EXTRAIT:
# # # # # # #
Un avis plus étendu que prévu

Si l’annonce de l’illégalité de la colonisation israélienne était attendue, la Cour est allée plus loin en jugeant qu’Israël devait évacuer tous ses colons, restituer les biens illégalement acquis par la force ou, si c’est techniquement impossible, indemniser les personnes civiles ou morales spoliées.

La Cour a précisé plusieurs points de droit qui opposent depuis des années Israël et ses alliés aux défenseurs de la cause palestinienne.

Elle estime d’abord que la Cisjordanie, Jérusalem-Est et la bande de Gaza forment « une seule et même entité territoriale dont l’unité, la continuité et l’intégrité doivent être préservées et respectées »[2]. En conséquence, Israël ne peut pas invoquer l’article 51 de la Charte de l’ONU relatif à la légitime défense, « qui ne s’applique pas aux territoires occupés ».
# # # # # # #
(Enregistrements d’annotation de régions)
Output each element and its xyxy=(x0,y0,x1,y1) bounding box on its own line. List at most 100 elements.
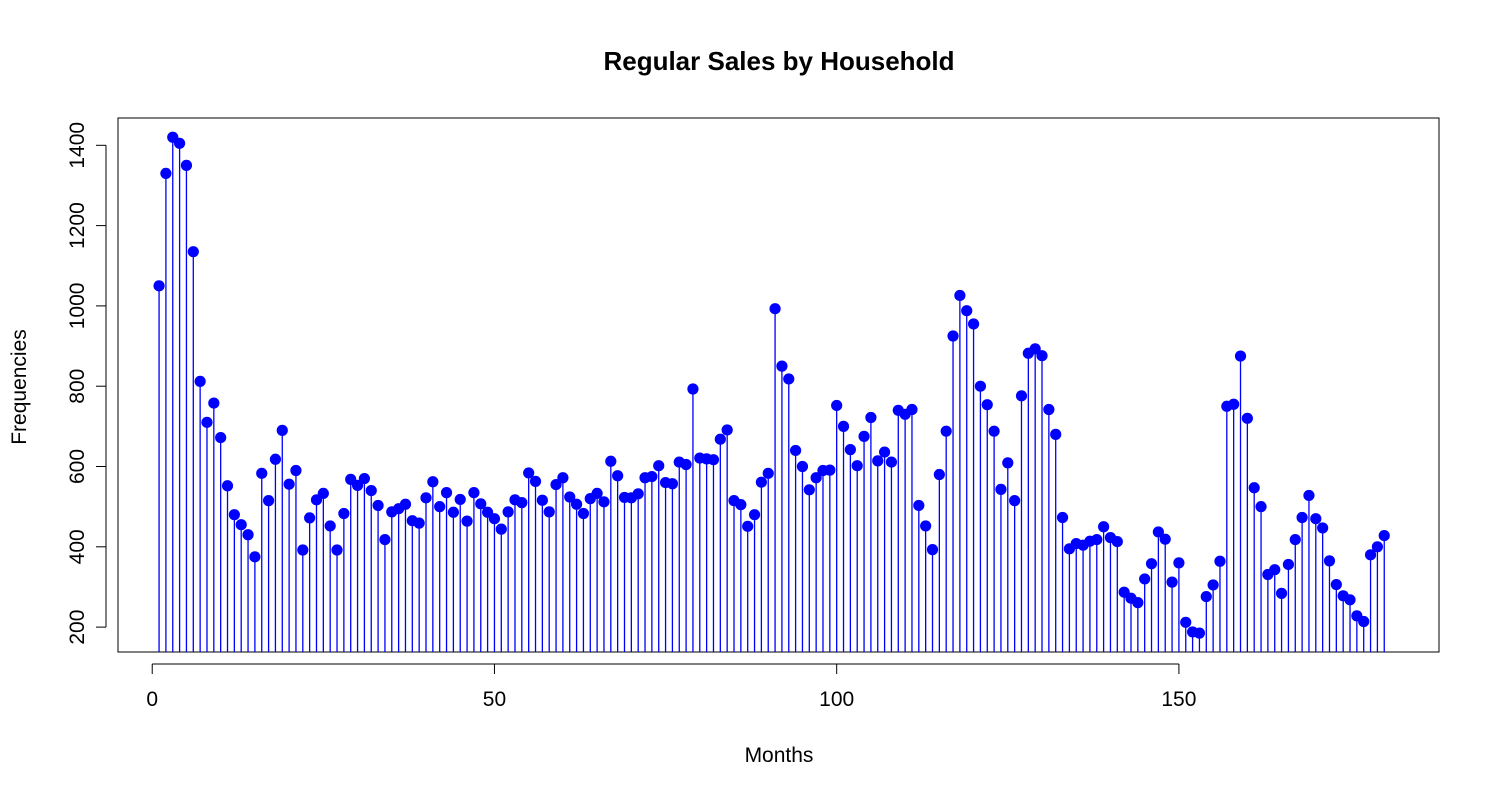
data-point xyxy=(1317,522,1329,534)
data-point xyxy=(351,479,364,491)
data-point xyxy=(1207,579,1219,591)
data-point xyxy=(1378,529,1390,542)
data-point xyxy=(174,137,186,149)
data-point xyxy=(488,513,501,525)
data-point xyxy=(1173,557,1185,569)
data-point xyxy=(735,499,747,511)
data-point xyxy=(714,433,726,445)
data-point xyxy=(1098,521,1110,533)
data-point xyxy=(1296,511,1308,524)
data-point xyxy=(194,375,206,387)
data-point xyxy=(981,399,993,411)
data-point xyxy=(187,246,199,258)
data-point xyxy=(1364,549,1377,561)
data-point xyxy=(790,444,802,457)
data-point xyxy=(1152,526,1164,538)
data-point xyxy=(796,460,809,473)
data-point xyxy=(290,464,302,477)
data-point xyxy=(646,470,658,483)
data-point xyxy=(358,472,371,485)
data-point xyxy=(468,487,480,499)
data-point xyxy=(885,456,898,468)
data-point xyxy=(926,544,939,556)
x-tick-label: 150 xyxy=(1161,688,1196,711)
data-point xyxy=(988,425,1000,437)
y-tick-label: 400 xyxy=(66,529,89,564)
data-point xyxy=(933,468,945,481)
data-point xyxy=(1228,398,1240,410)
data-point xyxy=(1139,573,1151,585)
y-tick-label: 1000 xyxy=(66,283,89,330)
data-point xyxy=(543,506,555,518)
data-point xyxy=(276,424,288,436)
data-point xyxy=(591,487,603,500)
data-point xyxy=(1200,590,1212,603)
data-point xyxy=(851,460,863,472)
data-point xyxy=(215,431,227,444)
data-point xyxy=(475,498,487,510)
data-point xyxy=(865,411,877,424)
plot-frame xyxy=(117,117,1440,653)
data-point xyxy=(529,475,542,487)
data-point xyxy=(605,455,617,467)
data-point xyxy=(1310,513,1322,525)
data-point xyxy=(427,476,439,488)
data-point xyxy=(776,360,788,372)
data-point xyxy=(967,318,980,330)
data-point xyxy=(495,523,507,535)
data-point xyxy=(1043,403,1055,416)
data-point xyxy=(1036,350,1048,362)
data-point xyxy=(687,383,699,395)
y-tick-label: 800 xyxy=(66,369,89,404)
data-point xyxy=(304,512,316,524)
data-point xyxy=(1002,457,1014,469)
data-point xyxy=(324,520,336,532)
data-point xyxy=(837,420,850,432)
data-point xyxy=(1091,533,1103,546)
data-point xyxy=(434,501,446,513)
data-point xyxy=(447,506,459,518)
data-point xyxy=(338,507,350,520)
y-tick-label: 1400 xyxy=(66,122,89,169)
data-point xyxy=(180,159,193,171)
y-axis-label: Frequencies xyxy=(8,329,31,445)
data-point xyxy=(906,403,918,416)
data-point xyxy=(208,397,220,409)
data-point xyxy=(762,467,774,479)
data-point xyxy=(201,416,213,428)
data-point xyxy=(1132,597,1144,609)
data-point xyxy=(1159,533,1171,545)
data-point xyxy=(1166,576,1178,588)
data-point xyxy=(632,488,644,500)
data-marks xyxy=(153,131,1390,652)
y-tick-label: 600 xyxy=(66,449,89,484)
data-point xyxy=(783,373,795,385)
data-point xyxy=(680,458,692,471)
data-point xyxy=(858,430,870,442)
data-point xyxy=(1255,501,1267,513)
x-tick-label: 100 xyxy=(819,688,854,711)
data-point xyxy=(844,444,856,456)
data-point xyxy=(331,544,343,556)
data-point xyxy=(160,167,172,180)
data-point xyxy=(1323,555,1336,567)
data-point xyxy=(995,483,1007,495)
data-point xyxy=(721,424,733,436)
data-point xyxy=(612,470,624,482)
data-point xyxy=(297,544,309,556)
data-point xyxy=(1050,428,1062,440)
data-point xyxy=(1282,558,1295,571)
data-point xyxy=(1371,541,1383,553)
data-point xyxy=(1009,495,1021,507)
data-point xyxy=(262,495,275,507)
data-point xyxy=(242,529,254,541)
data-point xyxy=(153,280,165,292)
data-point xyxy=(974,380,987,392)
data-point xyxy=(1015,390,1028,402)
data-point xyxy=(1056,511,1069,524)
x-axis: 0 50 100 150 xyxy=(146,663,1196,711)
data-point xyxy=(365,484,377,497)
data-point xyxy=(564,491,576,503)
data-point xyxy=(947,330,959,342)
# # # # # # #
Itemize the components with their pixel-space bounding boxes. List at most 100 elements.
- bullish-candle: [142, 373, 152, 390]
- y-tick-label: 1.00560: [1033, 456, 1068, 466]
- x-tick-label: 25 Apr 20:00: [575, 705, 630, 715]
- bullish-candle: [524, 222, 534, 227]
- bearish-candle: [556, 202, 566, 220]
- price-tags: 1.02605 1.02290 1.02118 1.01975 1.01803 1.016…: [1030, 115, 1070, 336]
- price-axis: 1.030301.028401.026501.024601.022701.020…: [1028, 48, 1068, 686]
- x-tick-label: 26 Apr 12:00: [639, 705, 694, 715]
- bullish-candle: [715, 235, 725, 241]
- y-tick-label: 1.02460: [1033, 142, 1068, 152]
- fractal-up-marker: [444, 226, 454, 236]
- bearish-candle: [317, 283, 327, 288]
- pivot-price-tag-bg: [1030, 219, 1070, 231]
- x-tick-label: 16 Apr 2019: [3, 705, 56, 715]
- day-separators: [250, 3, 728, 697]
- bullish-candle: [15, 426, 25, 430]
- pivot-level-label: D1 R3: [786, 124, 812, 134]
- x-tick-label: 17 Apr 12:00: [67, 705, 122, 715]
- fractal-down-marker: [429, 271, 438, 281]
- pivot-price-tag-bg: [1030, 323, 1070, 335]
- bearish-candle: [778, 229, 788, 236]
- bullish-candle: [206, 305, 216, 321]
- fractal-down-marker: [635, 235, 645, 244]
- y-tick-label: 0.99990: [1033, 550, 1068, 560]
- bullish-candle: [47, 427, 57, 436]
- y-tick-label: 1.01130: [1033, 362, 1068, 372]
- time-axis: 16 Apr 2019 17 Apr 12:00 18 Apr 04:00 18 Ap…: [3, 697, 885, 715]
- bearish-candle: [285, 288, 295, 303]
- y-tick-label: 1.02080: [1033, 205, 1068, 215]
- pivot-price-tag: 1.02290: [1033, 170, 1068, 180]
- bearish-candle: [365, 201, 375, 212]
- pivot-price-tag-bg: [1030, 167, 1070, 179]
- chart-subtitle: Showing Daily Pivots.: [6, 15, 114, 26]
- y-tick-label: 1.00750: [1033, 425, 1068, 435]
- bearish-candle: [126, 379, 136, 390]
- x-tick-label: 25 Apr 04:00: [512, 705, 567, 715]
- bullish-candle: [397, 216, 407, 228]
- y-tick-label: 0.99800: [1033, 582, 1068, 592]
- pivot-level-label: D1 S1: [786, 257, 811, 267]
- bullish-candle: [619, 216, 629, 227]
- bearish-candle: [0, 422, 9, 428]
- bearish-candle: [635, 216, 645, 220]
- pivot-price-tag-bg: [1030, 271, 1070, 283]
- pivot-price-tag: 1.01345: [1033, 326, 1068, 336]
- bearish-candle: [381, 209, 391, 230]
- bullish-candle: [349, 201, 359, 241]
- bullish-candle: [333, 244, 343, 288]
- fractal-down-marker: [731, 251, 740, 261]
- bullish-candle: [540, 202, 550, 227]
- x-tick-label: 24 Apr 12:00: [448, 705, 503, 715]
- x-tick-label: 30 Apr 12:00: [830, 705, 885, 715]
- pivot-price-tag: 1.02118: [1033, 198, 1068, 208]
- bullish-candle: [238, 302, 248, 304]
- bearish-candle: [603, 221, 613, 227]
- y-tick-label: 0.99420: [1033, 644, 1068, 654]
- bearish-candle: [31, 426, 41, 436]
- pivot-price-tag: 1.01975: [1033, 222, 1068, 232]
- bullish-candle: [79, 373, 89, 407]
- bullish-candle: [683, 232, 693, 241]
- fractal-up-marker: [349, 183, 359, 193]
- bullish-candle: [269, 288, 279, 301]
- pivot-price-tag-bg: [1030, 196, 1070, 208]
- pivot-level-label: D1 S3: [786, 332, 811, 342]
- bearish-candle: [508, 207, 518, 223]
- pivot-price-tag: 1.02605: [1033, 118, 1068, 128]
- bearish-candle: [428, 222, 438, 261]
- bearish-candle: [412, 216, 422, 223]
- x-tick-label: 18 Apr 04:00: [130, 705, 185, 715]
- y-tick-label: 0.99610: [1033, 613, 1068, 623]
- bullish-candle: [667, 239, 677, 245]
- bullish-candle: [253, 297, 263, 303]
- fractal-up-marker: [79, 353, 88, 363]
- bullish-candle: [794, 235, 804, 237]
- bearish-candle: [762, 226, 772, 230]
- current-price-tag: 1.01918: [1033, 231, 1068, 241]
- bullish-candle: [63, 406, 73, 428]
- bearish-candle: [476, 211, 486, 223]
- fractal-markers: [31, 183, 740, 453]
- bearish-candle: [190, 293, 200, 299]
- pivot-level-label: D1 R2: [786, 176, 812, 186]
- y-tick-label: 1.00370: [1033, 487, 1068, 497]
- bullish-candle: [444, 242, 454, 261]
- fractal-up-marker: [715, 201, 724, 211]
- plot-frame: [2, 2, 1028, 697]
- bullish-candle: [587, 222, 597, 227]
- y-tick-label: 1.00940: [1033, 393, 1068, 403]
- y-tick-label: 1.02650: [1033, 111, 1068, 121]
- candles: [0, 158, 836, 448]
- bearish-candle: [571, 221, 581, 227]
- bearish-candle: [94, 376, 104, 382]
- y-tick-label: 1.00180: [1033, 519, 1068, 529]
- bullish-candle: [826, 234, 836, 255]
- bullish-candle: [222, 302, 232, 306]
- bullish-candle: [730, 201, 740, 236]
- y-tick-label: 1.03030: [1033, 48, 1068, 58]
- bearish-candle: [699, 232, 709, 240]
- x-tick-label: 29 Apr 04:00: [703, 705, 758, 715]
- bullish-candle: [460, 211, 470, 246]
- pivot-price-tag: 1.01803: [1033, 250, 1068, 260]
# # # # # # #
CONSIGNE 1:
Recopiez le passage de l’extrait sur l’avis de la Cour allant de « Un avis plus » jusqu’à « ou morales spoliées. ».
CONSIGNE 2:
D’après l’extrait sur l’avis de la Cour, quel article de la Charte de l’ONU Israël ne peut-il pas invoquer ?

RÉPONSE ATTENDUE 1:
Un avis plus étendu que prévu

Si l’annonce de l’illégalité de la colonisation israélienne était attendue, la Cour est allée plus loin en jugeant qu’Israël devait évacuer tous ses colons, restituer les biens illégalement acquis par la force ou, si c’est techniquement impossible, indemniser les personnes civiles ou morales spoliées.

RÉPONSE ATTENDUE 2:
L’article 51, relatif à la légitime défense.